— Problem to work on —
Please quote every line word for word.

— Entries supplied —
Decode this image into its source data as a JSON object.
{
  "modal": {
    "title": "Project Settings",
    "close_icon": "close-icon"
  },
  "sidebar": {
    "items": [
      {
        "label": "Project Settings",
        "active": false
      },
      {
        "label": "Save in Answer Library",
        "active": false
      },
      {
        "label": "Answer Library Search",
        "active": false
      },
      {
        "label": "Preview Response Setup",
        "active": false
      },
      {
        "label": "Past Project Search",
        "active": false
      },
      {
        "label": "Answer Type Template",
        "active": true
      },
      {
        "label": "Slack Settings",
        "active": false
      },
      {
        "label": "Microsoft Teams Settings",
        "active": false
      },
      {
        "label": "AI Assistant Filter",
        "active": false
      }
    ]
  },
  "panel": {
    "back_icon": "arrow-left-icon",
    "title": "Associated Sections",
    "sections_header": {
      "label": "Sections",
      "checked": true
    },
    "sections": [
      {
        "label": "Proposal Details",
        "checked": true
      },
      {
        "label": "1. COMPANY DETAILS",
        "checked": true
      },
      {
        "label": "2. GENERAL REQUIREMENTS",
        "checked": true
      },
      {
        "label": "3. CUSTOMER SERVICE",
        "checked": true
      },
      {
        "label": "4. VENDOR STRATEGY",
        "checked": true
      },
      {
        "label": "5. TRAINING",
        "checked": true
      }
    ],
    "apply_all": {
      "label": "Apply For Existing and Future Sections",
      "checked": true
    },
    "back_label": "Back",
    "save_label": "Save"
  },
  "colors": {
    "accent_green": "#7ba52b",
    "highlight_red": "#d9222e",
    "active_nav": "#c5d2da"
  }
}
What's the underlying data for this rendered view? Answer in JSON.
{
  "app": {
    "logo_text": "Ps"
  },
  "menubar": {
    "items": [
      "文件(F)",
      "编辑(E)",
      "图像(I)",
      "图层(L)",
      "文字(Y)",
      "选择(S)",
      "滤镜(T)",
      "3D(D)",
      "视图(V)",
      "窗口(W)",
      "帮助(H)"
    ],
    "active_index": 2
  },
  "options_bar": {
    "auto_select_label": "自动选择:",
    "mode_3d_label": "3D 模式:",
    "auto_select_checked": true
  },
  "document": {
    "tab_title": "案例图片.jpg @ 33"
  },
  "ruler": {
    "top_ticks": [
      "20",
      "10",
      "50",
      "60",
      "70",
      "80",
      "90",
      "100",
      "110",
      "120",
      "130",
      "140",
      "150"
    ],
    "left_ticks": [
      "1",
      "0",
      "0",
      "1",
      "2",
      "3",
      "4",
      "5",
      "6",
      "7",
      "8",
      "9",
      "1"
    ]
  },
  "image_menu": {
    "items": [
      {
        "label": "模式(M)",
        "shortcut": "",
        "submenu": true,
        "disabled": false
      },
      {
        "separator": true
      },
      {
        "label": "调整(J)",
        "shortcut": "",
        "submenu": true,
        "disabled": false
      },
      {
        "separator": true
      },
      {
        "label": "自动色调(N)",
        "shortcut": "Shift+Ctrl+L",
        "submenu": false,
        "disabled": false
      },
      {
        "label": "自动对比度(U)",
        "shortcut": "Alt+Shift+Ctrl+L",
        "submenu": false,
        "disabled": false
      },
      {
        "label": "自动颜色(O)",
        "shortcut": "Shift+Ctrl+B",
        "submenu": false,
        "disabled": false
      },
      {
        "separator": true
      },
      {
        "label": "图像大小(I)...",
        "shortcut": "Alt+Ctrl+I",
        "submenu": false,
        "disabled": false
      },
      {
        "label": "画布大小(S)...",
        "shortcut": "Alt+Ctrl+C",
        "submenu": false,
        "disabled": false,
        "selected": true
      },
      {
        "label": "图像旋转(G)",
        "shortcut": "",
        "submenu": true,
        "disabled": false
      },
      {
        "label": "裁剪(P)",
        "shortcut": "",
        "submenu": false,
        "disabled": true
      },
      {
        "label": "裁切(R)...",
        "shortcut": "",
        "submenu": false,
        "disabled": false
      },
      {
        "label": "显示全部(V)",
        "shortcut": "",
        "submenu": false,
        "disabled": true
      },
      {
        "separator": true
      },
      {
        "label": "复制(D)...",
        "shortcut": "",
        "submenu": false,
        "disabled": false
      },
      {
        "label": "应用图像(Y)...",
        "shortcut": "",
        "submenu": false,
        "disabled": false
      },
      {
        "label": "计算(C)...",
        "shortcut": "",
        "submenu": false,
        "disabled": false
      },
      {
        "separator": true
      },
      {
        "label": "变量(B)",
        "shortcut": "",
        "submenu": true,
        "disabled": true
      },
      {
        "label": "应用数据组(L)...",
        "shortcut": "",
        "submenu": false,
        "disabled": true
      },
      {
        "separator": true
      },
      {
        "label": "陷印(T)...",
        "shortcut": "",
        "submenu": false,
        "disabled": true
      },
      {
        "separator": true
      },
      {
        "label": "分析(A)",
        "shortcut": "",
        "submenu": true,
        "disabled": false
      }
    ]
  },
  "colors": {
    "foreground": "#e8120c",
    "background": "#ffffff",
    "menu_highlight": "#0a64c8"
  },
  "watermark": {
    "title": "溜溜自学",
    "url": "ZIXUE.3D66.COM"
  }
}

— Response to this exercise —
Decode this image into its source data as a JSON object.
{
  "modal": {
    "title": "Project Settings",
    "close_icon": "close-icon"
  },
  "sidebar": {
    "items": [
      {
        "label": "Project Settings",
        "active": false
      },
      {
        "label": "Save in Answer Library",
        "active": false
      },
      {
        "label": "Answer Library Search",
        "active": false
      },
      {
        "label": "Preview Response Setup",
        "active": false
      },
      {
        "label": "Past Project Search",
        "active": false
      },
      {
        "label": "Answer Type Template",
        "active": true
      },
      {
        "label": "Slack Settings",
        "active": false
      },
      {
        "label": "Microsoft Teams Settings",
        "active": false
      },
      {
        "label": "AI Assistant Filter",
        "active": false
      }
    ]
  },
  "panel": {
    "back_icon": "arrow-left-icon",
    "title": "Associated Sections",
    "sections_header": {
      "label": "Sections",
      "checked": true
    },
    "sections": [
      {
        "label": "Proposal Details",
        "checked": true
      },
      {
        "label": "1. COMPANY DETAILS",
        "checked": true
      },
      {
        "label": "2. GENERAL REQUIREMENTS",
        "checked": true
      },
      {
        "label": "3. CUSTOMER SERVICE",
        "checked": true
      },
      {
        "label": "4. VENDOR STRATEGY",
        "checked": true
      },
      {
        "label": "5. TRAINING",
        "checked": true
      }
    ],
    "apply_all": {
      "label": "Apply For Existing and Future Sections",
      "checked": true
    },
    "back_label": "Back",
    "save_label": "Save"
  },
  "colors": {
    "accent_green": "#7ba52b",
    "highlight_red": "#d9222e",
    "active_nav": "#c5d2da"
  }
}
What's the underlying data for this rendered view? Answer in JSON.
{
  "app": {
    "logo_text": "Ps"
  },
  "menubar": {
    "items": [
      "文件(F)",
      "编辑(E)",
      "图像(I)",
      "图层(L)",
      "文字(Y)",
      "选择(S)",
      "滤镜(T)",
      "3D(D)",
      "视图(V)",
      "窗口(W)",
      "帮助(H)"
    ],
    "active_index": 2
  },
  "options_bar": {
    "auto_select_label": "自动选择:",
    "mode_3d_label": "3D 模式:",
    "auto_select_checked": true
  },
  "document": {
    "tab_title": "案例图片.jpg @ 33"
  },
  "ruler": {
    "top_ticks": [
      "20",
      "10",
      "50",
      "60",
      "70",
      "80",
      "90",
      "100",
      "110",
      "120",
      "130",
      "140",
      "150"
    ],
    "left_ticks": [
      "1",
      "0",
      "0",
      "1",
      "2",
      "3",
      "4",
      "5",
      "6",
      "7",
      "8",
      "9",
      "1"
    ]
  },
  "image_menu": {
    "items": [
      {
        "label": "模式(M)",
        "shortcut": "",
        "submenu": true,
        "disabled": false
      },
      {
        "separator": true
      },
      {
        "label": "调整(J)",
        "shortcut": "",
        "submenu": true,
        "disabled": false
      },
      {
        "separator": true
      },
      {
        "label": "自动色调(N)",
        "shortcut": "Shift+Ctrl+L",
        "submenu": false,
        "disabled": false
      },
      {
        "label": "自动对比度(U)",
        "shortcut": "Alt+Shift+Ctrl+L",
        "submenu": false,
        "disabled": false
      },
      {
        "label": "自动颜色(O)",
        "shortcut": "Shift+Ctrl+B",
        "submenu": false,
        "disabled": false
      },
      {
        "separator": true
      },
      {
        "label": "图像大小(I)...",
        "shortcut": "Alt+Ctrl+I",
        "submenu": false,
        "disabled": false
      },
      {
        "label": "画布大小(S)...",
        "shortcut": "Alt+Ctrl+C",
        "submenu": false,
        "disabled": false,
        "selected": true
      },
      {
        "label": "图像旋转(G)",
        "shortcut": "",
        "submenu": true,
        "disabled": false
      },
      {
        "label": "裁剪(P)",
        "shortcut": "",
        "submenu": false,
        "disabled": true
      },
      {
        "label": "裁切(R)...",
        "shortcut": "",
        "submenu": false,
        "disabled": false
      },
      {
        "label": "显示全部(V)",
        "shortcut": "",
        "submenu": false,
        "disabled": true
      },
      {
        "separator": true
      },
      {
        "label": "复制(D)...",
        "shortcut": "",
        "submenu": false,
        "disabled": false
      },
      {
        "label": "应用图像(Y)...",
        "shortcut": "",
        "submenu": false,
        "disabled": false
      },
      {
        "label": "计算(C)...",
        "shortcut": "",
        "submenu": false,
        "disabled": false
      },
      {
        "separator": true
      },
      {
        "label": "变量(B)",
        "shortcut": "",
        "submenu": true,
        "disabled": true
      },
      {
        "label": "应用数据组(L)...",
        "shortcut": "",
        "submenu": false,
        "disabled": true
      },
      {
        "separator": true
      },
      {
        "label": "陷印(T)...",
        "shortcut": "",
        "submenu": false,
        "disabled": true
      },
      {
        "separator": true
      },
      {
        "label": "分析(A)",
        "shortcut": "",
        "submenu": true,
        "disabled": false
      }
    ]
  },
  "colors": {
    "foreground": "#e8120c",
    "background": "#ffffff",
    "menu_highlight": "#0a64c8"
  },
  "watermark": {
    "title": "溜溜自学",
    "url": "ZIXUE.3D66.COM"
  }
}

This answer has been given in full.